_YOUR TASK:_ Determine how many lines include the string "content". Output that number only.

[Stored data]
-=-=-=-=-

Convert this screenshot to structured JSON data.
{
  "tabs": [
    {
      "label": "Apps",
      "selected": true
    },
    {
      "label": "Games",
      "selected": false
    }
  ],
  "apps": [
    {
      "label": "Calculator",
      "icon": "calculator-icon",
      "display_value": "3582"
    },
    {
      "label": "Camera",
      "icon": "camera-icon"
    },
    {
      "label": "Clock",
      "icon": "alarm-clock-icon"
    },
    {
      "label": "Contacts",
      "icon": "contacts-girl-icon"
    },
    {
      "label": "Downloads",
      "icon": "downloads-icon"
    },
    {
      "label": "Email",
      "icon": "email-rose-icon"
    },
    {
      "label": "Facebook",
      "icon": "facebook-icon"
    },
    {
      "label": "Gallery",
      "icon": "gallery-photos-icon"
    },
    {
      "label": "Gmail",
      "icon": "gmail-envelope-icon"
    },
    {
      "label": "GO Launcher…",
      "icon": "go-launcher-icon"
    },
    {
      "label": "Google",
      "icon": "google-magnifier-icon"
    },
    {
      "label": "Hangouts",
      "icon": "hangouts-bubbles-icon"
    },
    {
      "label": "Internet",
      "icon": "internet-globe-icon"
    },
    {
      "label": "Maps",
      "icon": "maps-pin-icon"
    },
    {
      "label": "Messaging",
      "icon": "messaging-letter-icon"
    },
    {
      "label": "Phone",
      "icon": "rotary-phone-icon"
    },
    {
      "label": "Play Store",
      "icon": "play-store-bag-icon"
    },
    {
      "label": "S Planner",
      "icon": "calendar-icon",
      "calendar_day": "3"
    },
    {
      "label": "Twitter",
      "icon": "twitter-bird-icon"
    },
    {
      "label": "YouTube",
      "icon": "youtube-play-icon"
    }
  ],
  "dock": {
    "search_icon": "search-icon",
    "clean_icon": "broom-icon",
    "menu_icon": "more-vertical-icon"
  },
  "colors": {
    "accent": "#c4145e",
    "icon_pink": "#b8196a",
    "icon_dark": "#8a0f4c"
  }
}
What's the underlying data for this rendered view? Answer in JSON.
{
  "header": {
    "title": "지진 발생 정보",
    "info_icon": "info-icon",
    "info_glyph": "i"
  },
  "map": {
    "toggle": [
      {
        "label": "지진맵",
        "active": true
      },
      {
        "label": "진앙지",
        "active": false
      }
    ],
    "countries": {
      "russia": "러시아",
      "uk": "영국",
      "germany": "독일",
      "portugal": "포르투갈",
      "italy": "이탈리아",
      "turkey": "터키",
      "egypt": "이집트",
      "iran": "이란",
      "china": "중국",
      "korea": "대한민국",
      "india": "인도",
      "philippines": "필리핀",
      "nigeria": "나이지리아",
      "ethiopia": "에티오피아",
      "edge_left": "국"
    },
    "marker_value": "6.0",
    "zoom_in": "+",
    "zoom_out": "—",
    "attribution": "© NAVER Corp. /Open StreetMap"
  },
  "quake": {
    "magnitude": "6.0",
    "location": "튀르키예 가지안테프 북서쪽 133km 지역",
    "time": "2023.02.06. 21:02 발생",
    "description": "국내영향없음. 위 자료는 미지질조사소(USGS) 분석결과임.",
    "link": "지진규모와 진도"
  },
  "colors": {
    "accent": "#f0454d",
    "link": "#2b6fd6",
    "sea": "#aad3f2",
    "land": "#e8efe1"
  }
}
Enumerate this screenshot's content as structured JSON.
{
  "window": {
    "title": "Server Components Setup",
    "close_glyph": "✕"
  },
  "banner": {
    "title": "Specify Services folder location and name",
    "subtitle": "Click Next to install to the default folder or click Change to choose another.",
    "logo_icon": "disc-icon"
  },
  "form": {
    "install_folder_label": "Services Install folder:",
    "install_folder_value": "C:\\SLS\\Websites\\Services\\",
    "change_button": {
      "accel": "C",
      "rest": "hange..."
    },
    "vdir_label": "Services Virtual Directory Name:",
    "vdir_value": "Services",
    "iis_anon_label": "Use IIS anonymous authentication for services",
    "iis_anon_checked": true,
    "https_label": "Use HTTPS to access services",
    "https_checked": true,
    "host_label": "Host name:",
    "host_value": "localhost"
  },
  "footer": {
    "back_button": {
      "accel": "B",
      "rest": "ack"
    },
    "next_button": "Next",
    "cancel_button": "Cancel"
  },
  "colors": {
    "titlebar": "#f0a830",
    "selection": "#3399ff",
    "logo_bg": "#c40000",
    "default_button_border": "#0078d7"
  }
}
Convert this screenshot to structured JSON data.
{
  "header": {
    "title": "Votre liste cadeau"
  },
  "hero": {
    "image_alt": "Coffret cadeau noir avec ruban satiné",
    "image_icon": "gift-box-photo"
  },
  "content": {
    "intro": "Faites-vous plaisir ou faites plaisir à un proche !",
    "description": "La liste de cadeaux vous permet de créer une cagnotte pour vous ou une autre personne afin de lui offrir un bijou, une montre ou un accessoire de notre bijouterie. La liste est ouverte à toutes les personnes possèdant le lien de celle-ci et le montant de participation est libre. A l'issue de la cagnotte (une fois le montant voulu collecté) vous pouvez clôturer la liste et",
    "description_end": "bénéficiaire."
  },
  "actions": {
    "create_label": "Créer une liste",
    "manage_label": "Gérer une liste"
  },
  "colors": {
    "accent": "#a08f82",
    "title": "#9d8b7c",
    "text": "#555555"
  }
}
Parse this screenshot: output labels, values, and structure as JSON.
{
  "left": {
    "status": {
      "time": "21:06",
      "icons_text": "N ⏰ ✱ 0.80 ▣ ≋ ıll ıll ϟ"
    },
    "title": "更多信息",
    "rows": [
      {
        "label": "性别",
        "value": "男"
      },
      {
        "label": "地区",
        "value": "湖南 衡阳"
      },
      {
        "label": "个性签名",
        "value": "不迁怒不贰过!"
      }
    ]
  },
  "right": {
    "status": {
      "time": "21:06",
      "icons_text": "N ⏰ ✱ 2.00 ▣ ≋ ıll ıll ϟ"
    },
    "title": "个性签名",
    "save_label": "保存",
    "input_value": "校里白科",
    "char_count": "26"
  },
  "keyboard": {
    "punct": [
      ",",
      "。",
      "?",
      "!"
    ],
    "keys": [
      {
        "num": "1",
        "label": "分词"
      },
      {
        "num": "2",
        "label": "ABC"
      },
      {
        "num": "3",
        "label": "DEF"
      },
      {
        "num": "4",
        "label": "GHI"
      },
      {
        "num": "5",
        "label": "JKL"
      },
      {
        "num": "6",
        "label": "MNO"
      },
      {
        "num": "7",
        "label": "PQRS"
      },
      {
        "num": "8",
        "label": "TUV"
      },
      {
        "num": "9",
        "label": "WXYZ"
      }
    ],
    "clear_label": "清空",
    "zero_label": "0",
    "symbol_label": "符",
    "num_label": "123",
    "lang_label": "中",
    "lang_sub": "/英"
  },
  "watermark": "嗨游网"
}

-=-=-=-=-

_WRITTEN SOLUTION:_ 2